# Work to complete:
Each entry below should be reproduced character for character.
[start of Stored records]
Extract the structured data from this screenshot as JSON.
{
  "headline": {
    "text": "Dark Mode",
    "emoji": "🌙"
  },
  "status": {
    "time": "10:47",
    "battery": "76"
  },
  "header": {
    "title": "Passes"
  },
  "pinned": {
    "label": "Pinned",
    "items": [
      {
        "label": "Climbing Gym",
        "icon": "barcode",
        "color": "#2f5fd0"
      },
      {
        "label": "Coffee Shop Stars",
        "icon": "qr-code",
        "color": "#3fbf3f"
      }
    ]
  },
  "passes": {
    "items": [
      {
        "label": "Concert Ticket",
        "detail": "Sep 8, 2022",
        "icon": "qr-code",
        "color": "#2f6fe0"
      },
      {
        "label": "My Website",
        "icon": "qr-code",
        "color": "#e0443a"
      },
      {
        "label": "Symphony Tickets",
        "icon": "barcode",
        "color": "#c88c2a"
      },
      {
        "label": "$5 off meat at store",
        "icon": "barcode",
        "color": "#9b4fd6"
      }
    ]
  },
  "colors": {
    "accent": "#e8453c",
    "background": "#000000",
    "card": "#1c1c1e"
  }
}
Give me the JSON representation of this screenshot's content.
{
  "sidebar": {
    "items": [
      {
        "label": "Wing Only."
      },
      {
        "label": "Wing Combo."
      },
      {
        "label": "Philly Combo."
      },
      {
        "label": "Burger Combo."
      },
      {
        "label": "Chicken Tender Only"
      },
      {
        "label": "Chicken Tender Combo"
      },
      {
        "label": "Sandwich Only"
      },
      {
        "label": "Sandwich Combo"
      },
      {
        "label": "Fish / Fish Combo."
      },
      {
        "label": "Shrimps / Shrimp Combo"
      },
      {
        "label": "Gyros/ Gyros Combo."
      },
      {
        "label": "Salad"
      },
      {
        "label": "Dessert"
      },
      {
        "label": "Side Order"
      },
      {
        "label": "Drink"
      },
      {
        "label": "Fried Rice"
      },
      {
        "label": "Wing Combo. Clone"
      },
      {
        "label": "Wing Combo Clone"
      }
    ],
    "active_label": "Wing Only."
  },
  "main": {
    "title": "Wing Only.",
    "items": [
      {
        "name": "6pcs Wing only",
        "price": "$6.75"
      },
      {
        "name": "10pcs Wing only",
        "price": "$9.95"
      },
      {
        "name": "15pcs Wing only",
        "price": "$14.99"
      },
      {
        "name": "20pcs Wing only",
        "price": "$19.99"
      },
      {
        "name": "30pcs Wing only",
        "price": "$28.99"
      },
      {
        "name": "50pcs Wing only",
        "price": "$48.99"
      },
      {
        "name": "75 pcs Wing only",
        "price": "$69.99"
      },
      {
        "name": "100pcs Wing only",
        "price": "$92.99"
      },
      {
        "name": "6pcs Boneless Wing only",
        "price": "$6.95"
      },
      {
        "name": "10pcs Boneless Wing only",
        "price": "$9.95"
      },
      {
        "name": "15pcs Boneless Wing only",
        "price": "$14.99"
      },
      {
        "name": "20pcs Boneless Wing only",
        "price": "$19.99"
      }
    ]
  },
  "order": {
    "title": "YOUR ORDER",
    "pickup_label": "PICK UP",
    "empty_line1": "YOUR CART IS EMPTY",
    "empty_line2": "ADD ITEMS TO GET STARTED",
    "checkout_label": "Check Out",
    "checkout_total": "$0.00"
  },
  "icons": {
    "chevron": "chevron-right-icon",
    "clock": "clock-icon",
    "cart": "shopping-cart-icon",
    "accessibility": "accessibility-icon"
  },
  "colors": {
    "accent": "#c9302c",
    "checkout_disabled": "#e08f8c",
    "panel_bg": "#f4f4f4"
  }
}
[end of Stored records]
# Final result:
Extract the structured data from this screenshot as JSON.
{
  "headline": {
    "text": "Dark Mode",
    "emoji": "🌙"
  },
  "status": {
    "time": "10:47",
    "battery": "76"
  },
  "header": {
    "title": "Passes"
  },
  "pinned": {
    "label": "Pinned",
    "items": [
      {
        "label": "Climbing Gym",
        "icon": "barcode",
        "color": "#2f5fd0"
      },
      {
        "label": "Coffee Shop Stars",
        "icon": "qr-code",
        "color": "#3fbf3f"
      }
    ]
  },
  "passes": {
    "items": [
      {
        "label": "Concert Ticket",
        "detail": "Sep 8, 2022",
        "icon": "qr-code",
        "color": "#2f6fe0"
      },
      {
        "label": "My Website",
        "icon": "qr-code",
        "color": "#e0443a"
      },
      {
        "label": "Symphony Tickets",
        "icon": "barcode",
        "color": "#c88c2a"
      },
      {
        "label": "$5 off meat at store",
        "icon": "barcode",
        "color": "#9b4fd6"
      }
    ]
  },
  "colors": {
    "accent": "#e8453c",
    "background": "#000000",
    "card": "#1c1c1e"
  }
}
Give me the JSON representation of this screenshot's content.
{
  "sidebar": {
    "items": [
      {
        "label": "Wing Only."
      },
      {
        "label": "Wing Combo."
      },
      {
        "label": "Philly Combo."
      },
      {
        "label": "Burger Combo."
      },
      {
        "label": "Chicken Tender Only"
      },
      {
        "label": "Chicken Tender Combo"
      },
      {
        "label": "Sandwich Only"
      },
      {
        "label": "Sandwich Combo"
      },
      {
        "label": "Fish / Fish Combo."
      },
      {
        "label": "Shrimps / Shrimp Combo"
      },
      {
        "label": "Gyros/ Gyros Combo."
      },
      {
        "label": "Salad"
      },
      {
        "label": "Dessert"
      },
      {
        "label": "Side Order"
      },
      {
        "label": "Drink"
      },
      {
        "label": "Fried Rice"
      },
      {
        "label": "Wing Combo. Clone"
      },
      {
        "label": "Wing Combo Clone"
      }
    ],
    "active_label": "Wing Only."
  },
  "main": {
    "title": "Wing Only.",
    "items": [
      {
        "name": "6pcs Wing only",
        "price": "$6.75"
      },
      {
        "name": "10pcs Wing only",
        "price": "$9.95"
      },
      {
        "name": "15pcs Wing only",
        "price": "$14.99"
      },
      {
        "name": "20pcs Wing only",
        "price": "$19.99"
      },
      {
        "name": "30pcs Wing only",
        "price": "$28.99"
      },
      {
        "name": "50pcs Wing only",
        "price": "$48.99"
      },
      {
        "name": "75 pcs Wing only",
        "price": "$69.99"
      },
      {
        "name": "100pcs Wing only",
        "price": "$92.99"
      },
      {
        "name": "6pcs Boneless Wing only",
        "price": "$6.95"
      },
      {
        "name": "10pcs Boneless Wing only",
        "price": "$9.95"
      },
      {
        "name": "15pcs Boneless Wing only",
        "price": "$14.99"
      },
      {
        "name": "20pcs Boneless Wing only",
        "price": "$19.99"
      }
    ]
  },
  "order": {
    "title": "YOUR ORDER",
    "pickup_label": "PICK UP",
    "empty_line1": "YOUR CART IS EMPTY",
    "empty_line2": "ADD ITEMS TO GET STARTED",
    "checkout_label": "Check Out",
    "checkout_total": "$0.00"
  },
  "icons": {
    "chevron": "chevron-right-icon",
    "clock": "clock-icon",
    "cart": "shopping-cart-icon",
    "accessibility": "accessibility-icon"
  },
  "colors": {
    "accent": "#c9302c",
    "checkout_disabled": "#e08f8c",
    "panel_bg": "#f4f4f4"
  }
}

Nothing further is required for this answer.